* [DIRECTIONS]
Give the count of lines holding the string "name" and nothing else.

MATERIAL TO PROCESS start

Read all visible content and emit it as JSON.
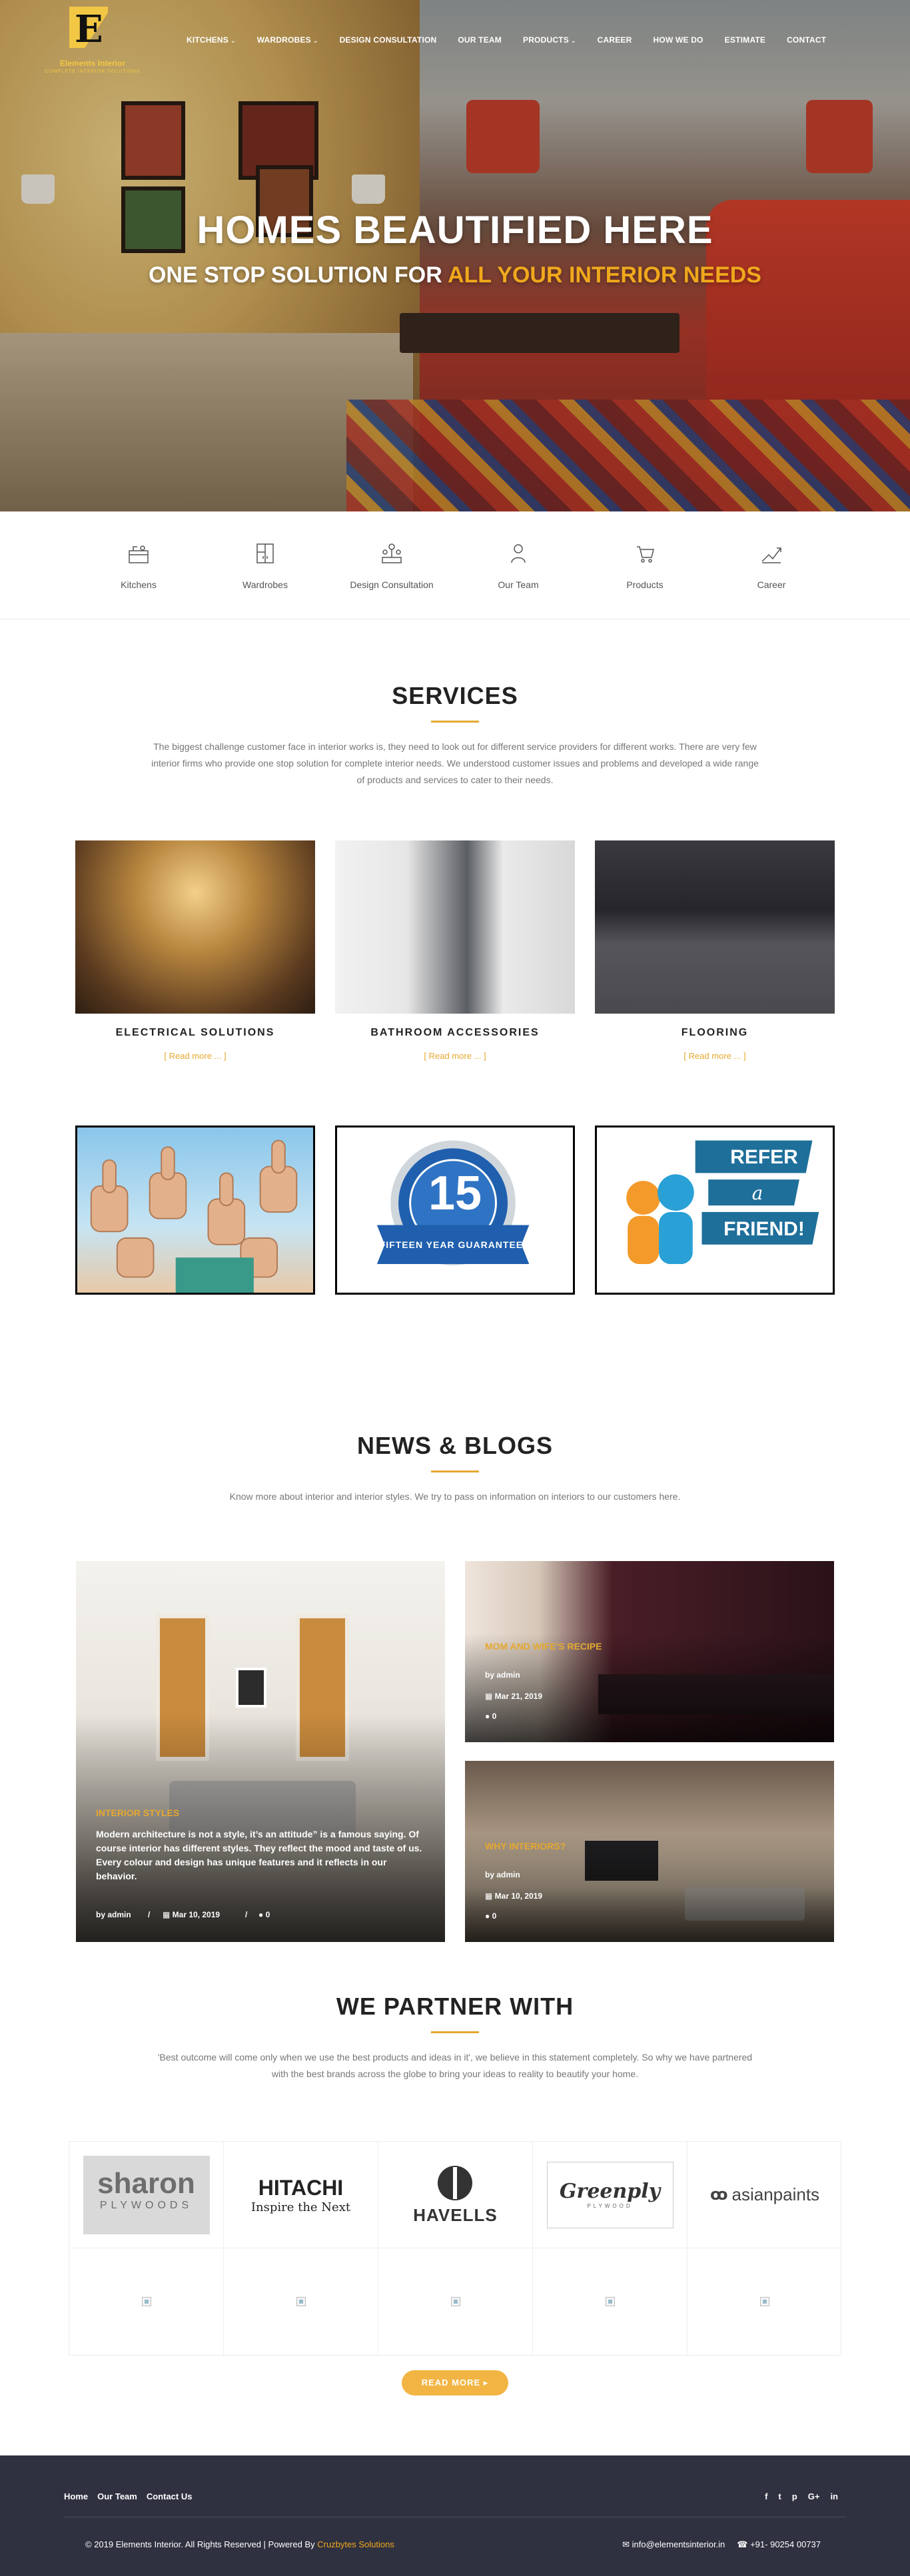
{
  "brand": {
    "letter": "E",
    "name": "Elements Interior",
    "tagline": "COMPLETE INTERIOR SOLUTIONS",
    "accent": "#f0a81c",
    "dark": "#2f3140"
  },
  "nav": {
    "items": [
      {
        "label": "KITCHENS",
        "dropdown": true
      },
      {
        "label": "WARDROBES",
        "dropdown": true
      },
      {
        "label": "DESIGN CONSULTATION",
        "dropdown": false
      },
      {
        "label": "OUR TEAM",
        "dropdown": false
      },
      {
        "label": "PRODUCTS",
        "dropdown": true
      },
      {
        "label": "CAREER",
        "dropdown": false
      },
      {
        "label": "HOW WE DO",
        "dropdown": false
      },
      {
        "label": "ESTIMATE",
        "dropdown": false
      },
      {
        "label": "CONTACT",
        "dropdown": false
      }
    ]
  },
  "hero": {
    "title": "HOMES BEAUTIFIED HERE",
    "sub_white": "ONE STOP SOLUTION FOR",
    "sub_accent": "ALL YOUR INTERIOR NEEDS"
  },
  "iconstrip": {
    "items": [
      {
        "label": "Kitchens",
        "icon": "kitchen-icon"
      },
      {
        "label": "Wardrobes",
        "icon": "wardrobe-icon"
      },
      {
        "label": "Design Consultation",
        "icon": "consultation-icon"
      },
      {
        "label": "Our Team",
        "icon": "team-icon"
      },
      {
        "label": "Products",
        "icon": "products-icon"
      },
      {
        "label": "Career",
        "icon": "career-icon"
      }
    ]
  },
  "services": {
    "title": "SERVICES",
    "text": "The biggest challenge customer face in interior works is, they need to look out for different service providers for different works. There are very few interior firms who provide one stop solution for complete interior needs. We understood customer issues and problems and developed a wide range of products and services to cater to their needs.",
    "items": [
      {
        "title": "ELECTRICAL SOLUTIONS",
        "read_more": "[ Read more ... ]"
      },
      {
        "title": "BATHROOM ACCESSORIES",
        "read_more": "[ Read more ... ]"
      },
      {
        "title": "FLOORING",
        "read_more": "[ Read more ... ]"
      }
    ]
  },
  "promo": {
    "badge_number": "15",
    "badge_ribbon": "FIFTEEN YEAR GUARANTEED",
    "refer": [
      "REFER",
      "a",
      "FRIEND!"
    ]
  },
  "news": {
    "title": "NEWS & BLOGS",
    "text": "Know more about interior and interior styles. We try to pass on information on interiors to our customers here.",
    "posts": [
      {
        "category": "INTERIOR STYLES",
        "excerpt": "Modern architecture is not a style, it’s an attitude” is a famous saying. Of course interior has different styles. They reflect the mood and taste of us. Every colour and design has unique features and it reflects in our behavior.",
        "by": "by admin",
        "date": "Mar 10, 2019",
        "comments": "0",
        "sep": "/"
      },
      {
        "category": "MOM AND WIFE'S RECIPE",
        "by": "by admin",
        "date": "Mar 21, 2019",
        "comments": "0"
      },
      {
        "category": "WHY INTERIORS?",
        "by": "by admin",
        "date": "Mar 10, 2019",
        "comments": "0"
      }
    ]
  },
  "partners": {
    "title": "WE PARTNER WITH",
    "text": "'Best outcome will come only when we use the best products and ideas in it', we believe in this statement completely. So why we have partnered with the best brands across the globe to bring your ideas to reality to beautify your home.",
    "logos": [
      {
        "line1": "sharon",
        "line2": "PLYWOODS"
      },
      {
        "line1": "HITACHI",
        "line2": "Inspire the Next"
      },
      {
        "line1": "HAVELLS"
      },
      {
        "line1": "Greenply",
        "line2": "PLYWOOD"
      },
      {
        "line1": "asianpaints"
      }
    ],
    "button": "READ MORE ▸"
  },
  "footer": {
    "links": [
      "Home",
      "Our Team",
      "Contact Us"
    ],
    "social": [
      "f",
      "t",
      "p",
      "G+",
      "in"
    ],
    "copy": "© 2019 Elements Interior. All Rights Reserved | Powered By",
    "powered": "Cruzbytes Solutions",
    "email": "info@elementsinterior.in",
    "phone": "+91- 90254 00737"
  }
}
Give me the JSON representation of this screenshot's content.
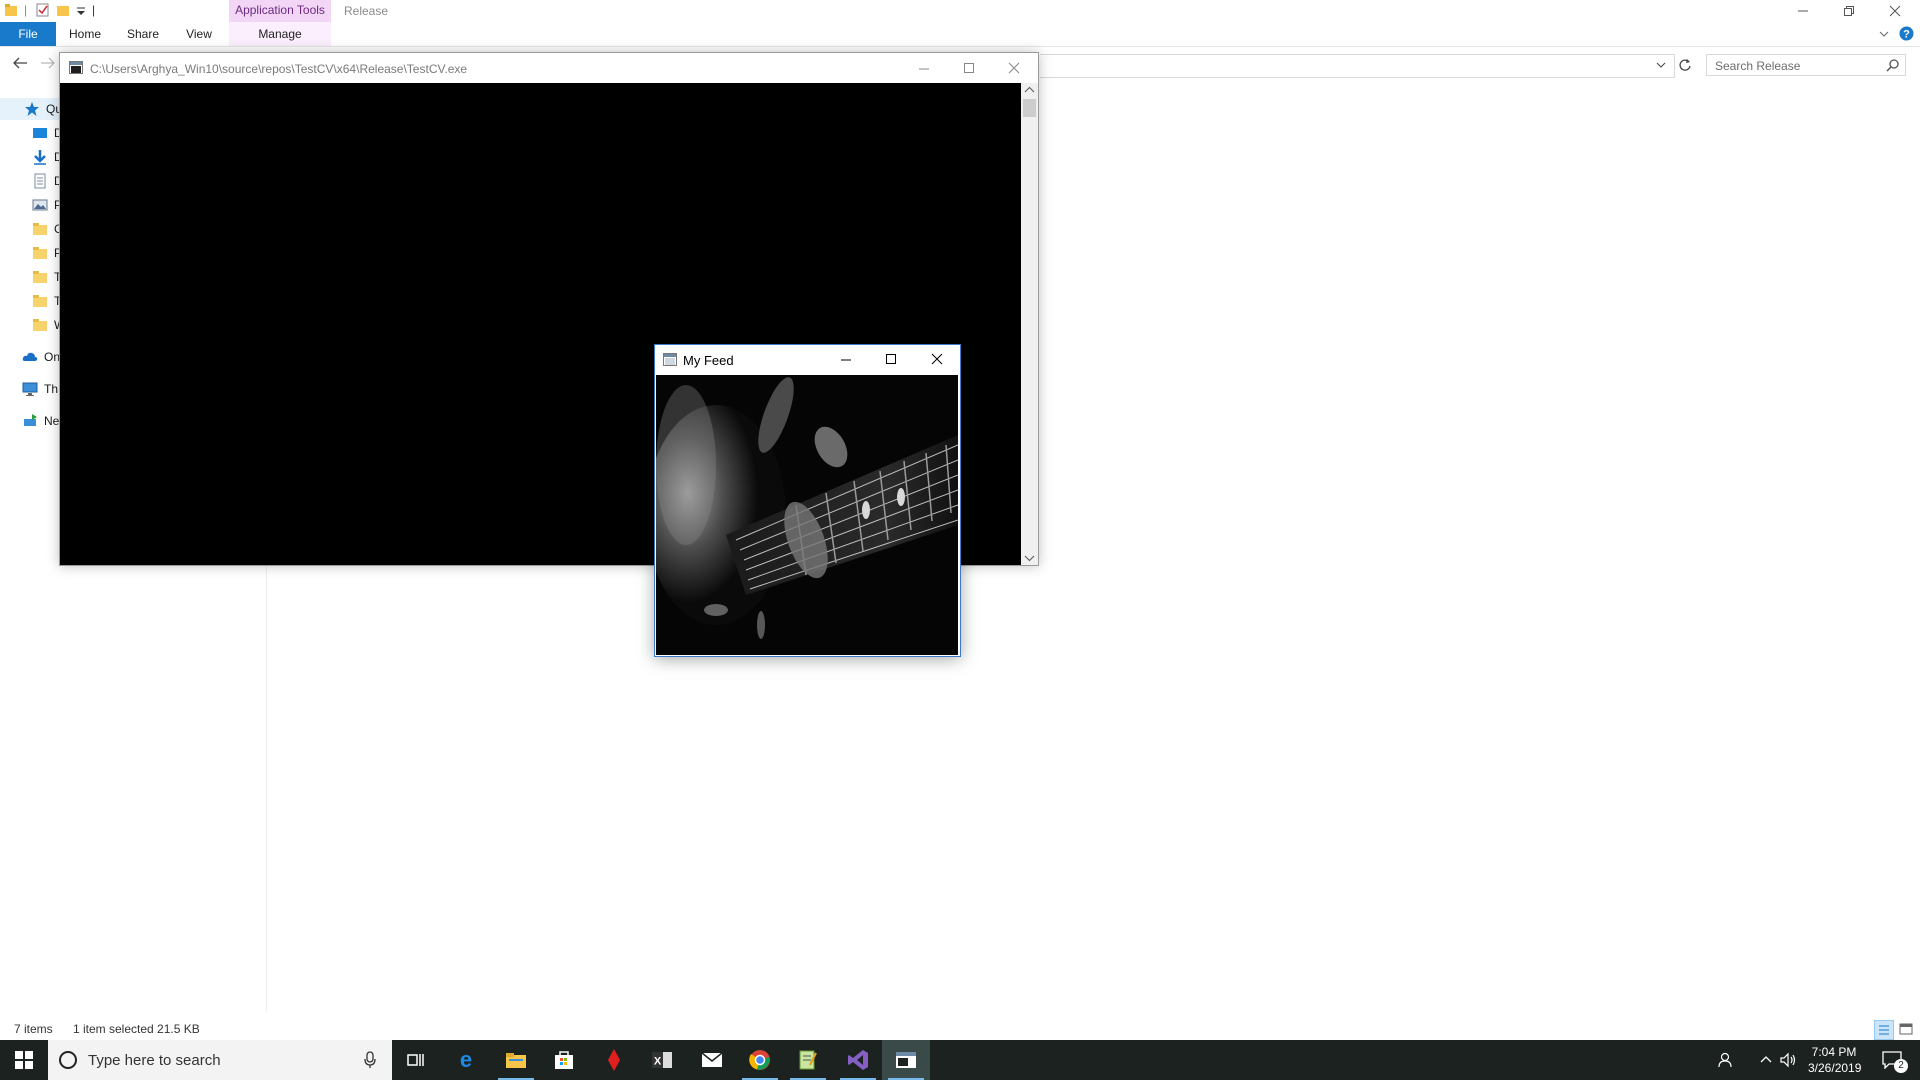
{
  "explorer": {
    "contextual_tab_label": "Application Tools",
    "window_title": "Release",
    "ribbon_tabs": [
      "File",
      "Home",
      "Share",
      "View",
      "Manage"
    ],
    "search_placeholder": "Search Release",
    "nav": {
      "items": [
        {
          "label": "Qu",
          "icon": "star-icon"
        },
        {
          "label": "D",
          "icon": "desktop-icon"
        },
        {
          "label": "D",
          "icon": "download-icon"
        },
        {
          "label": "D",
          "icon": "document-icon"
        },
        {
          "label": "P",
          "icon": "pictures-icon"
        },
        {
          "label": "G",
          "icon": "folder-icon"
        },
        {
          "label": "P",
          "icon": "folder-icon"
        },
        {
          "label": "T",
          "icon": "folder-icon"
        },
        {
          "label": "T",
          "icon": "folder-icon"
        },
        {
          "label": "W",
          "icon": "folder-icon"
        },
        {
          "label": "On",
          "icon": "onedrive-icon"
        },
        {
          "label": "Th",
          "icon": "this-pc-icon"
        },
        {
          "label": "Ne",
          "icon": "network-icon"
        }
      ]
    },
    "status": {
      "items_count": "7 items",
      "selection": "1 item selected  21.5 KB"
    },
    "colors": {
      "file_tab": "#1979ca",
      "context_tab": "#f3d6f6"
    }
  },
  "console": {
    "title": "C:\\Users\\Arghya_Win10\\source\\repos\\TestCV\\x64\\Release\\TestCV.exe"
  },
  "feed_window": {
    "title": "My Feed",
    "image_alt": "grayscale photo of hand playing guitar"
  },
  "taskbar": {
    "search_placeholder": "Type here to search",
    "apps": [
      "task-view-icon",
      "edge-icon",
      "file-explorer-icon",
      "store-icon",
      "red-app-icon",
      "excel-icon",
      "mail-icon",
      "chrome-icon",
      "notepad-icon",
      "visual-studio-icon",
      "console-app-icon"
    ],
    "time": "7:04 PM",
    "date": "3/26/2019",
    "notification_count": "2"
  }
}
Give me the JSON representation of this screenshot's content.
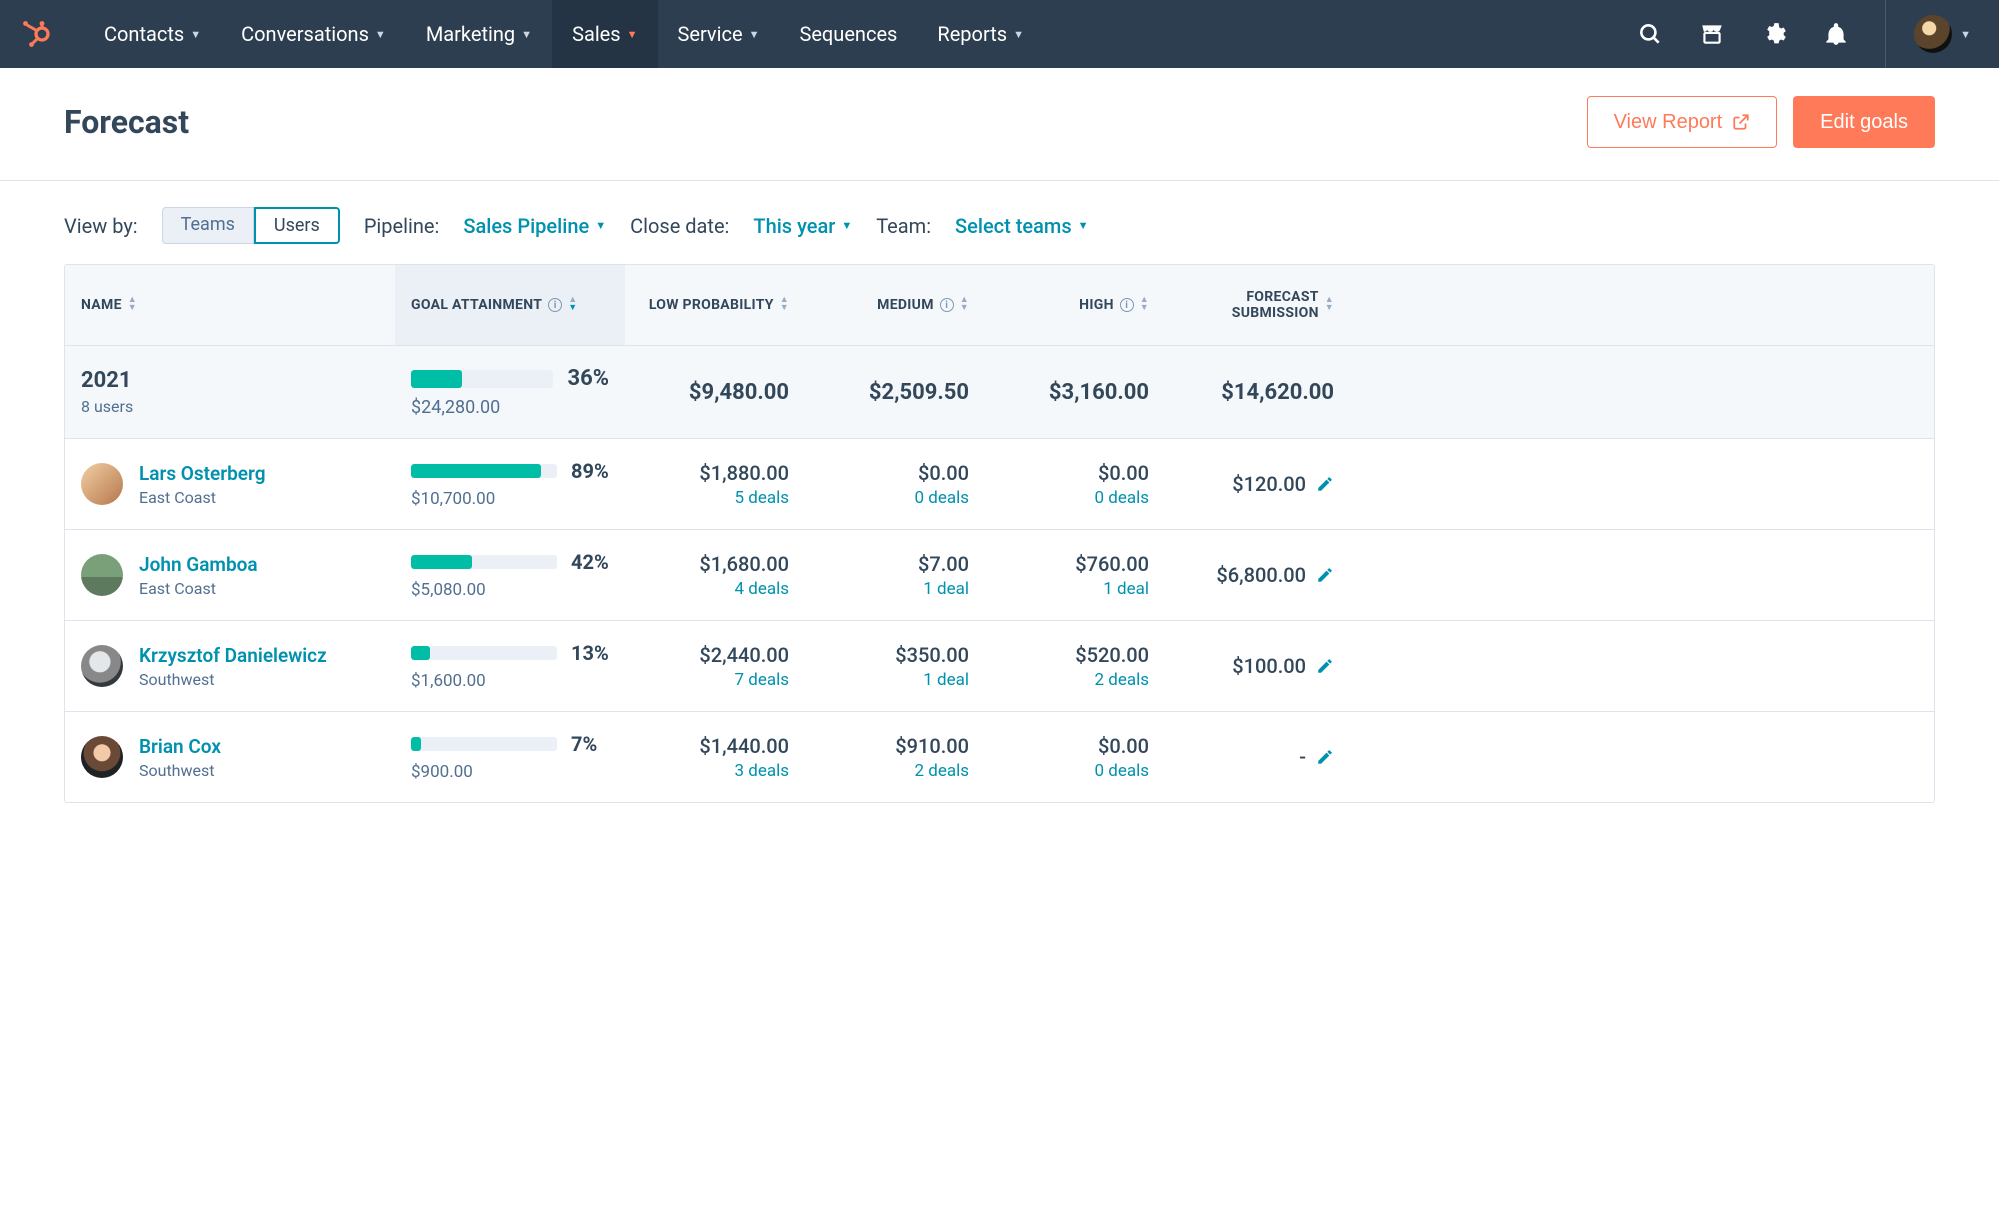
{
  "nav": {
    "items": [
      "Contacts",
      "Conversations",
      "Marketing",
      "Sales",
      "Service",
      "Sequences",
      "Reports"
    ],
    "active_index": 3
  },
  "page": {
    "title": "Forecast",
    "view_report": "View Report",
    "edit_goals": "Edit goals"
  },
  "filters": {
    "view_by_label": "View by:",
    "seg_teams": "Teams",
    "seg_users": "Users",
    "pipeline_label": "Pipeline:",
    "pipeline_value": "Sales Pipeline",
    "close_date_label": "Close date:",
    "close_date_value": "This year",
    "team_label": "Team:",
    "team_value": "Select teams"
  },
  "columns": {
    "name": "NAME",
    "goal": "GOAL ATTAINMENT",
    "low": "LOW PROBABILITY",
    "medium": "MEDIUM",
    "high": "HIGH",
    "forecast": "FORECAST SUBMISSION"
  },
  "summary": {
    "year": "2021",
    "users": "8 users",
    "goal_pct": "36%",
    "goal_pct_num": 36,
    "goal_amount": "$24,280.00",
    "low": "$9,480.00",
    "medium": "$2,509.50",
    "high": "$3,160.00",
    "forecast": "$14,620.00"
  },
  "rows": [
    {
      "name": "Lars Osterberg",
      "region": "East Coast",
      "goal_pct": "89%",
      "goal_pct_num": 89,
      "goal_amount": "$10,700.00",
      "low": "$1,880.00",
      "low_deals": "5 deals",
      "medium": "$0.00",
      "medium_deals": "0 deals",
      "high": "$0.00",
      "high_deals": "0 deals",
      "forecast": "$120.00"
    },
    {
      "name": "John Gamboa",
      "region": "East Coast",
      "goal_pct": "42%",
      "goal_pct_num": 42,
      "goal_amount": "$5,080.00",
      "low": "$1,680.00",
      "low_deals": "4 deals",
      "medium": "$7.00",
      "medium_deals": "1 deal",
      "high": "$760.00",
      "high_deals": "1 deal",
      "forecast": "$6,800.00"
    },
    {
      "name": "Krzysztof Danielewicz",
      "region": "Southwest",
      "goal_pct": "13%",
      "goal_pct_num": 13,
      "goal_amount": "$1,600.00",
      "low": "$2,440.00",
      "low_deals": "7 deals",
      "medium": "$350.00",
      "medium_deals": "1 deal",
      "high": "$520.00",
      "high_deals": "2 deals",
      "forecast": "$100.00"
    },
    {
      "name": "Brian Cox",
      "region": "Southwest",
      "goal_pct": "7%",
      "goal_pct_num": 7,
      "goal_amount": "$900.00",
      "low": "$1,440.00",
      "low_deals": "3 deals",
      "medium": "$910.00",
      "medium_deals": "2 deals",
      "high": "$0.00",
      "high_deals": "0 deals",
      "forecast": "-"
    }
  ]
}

MATERIAL TO PROCESS end

* [THE RESPONSE]
6